Trump will’s wissen
Die Wahl von Donald Trump zum US-Präsidenten war für Millionen auf der ganzen Welt ein Schock. Seit seiner Angelobung wird deutlich, dass mit der “Ära Trump” kein Stein auf dem anderen bleiben wird.
Von Gernot Trausmuth
Schon am Tag nach der Angelobung beteiligten sich unvorstellbare Menschenmengen (Schätzungen sprechen von 3 Millionen!) an den Kundgebungen des „Women’s March“ und zeigten, dass sie nach Trumps sexistischen Untergriffen im Wahlkampf nicht tatenlos zuschauen würden, wie von den Konservativen das Rad der Zeit zurückgedreht wird.
Seitdem lässt Trump keinen Zweifel daran aufkommen, dass er mit seinem reaktionären Kurs Ernst machen will. In etwas mehr als einer Woche im Weißen Haus hat der neue US-Präsident durch die Unterzeichnung von mehr als einem Dutzend Dekrete eine Welle der Entrüstung und auch des offenen Protests ausgelöst.
Einer seiner ersten Akte war die Außerkraftsetzung von Obamacare, d.h. die unter seinem Vorgänger eingeführte Verpflichtung eine Krankenversicherung abzuschließen. Aus einer linken Perspektive war Obamacare abzulehnen, weil dieses Modell in erster Linie ein Programm zur Ankurbelung der Profite privater Versicherungskonzerne darstellte, während nur die Ärmsten der Armen eine öffentliche Unterstützung erhielten. Doch für Trump & Co. geht es um etwas anderes. Sie lehnen aus Prinzip eine Ausweitung sozialer Dienstleistungen für Arme ab und meinen, der Staat solle sich aus solchen Belangen völlig heraushalten. Trump will, dass alles der Markt regelt, doch dieser Ansatz wird erst recht die Versicherungsprämien ansteigen lassen und dafür sorgen, dass viele Menschen keine Krankenversicherung haben.
Ein weiteres Dekret untersagt die Vergabe von Subventionen an Organisationen, die Abtreibungen im Ausland durchführen oder dazu beraten. Die Nachbesetzung von Richterposten im Obersten Gerichtshof dürfte das Kräfteverhältnis dort weiter zugunsten rechter Abtreibungsgegner verschieben. Der Kampf um Abtreibungsrechte wird in der kommenden Periode angesichts der Dominanz reaktionärer Kräfte in der Republikanischen Partei daher eine zentrale Bedeutung erlangen.

**AUSZÜGE DER ZEILEN**.

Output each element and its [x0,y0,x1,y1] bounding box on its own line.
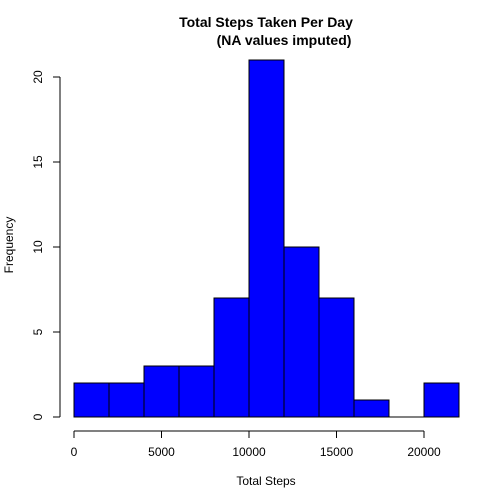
histogram-bar-10 [423,382,460,418]
y-tick-label-2: 10 [31,240,45,254]
histogram-bar-3 [178,365,215,418]
histogram-bars [73,59,460,418]
x-tick-label-0: 0 [71,445,78,459]
y-tick-label-0: 0 [31,413,45,420]
chart-title: Total Steps Taken Per Day [179,14,353,30]
x-axis: 0 5000 10000 15000 20000 [71,430,441,459]
histogram-bar-8 [353,399,390,418]
x-tick-label-1: 5000 [148,445,175,459]
histogram-bar-2 [143,365,180,418]
x-tick-label-2: 10000 [232,445,266,459]
chart-subtitle: (NA values imputed) [217,32,352,48]
histogram-bar-5 [248,59,285,418]
histogram-bar-4 [213,297,250,418]
histogram-bar-1 [108,382,145,418]
y-axis-label: Frequency [2,217,16,274]
y-tick-label-3: 15 [31,155,45,169]
x-axis-label: Total Steps [236,474,295,488]
y-tick-label-4: 20 [31,70,45,84]
histogram-bar-7 [318,297,355,418]
y-tick-label-1: 5 [31,328,45,335]
histogram-bar-0 [73,382,110,418]
x-tick-label-3: 15000 [320,445,354,459]
x-tick-label-4: 20000 [407,445,441,459]
histogram-bar-6 [283,246,320,418]
y-axis: 0 5 10 15 20 [31,70,61,420]
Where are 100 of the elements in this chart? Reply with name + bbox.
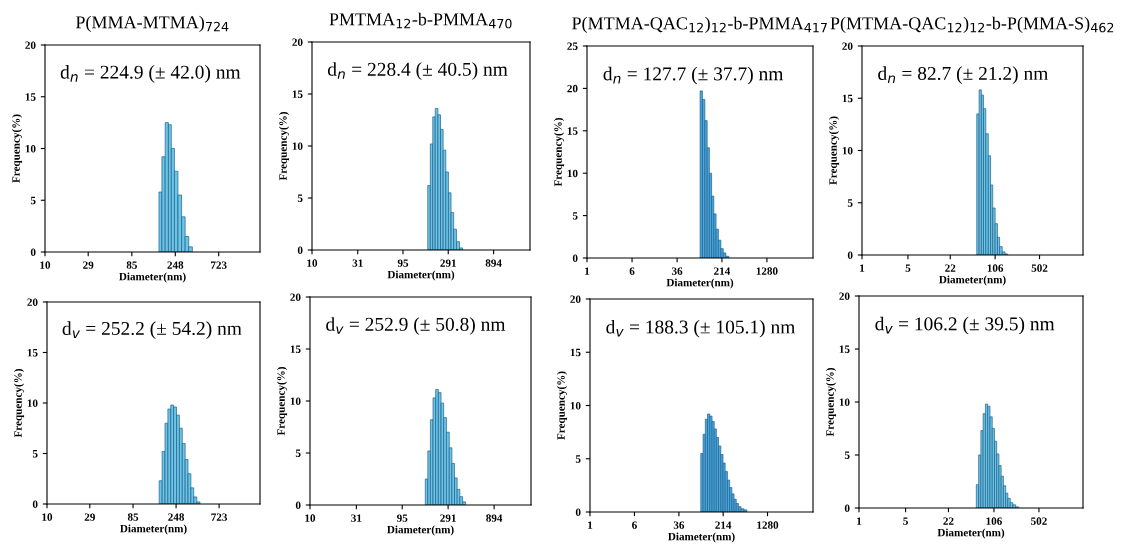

**ZIEL DER AUFGABE**. Gibst du den Abschnitt des Artikels über Trump, beginnend mit „Ein weiteres Dekret“ und weiter bis einschließlich „zentrale Bedeutung erlangen.“, noch einmal wieder und setzt dabei „Machtgefüge“ an die Stelle von „Kräfteverhältnis“?

**ANTWORT ZUR AUFGABE**.
Ein weiteres Dekret untersagt die Vergabe von Subventionen an Organisationen, die Abtreibungen im Ausland durchführen oder dazu beraten. Die Nachbesetzung von Richterposten im Obersten Gerichtshof dürfte das Machtgefüge dort weiter zugunsten rechter Abtreibungsgegner verschieben. Der Kampf um Abtreibungsrechte wird in der kommenden Periode angesichts der Dominanz reaktionärer Kräfte in der Republikanischen Partei daher eine zentrale Bedeutung erlangen.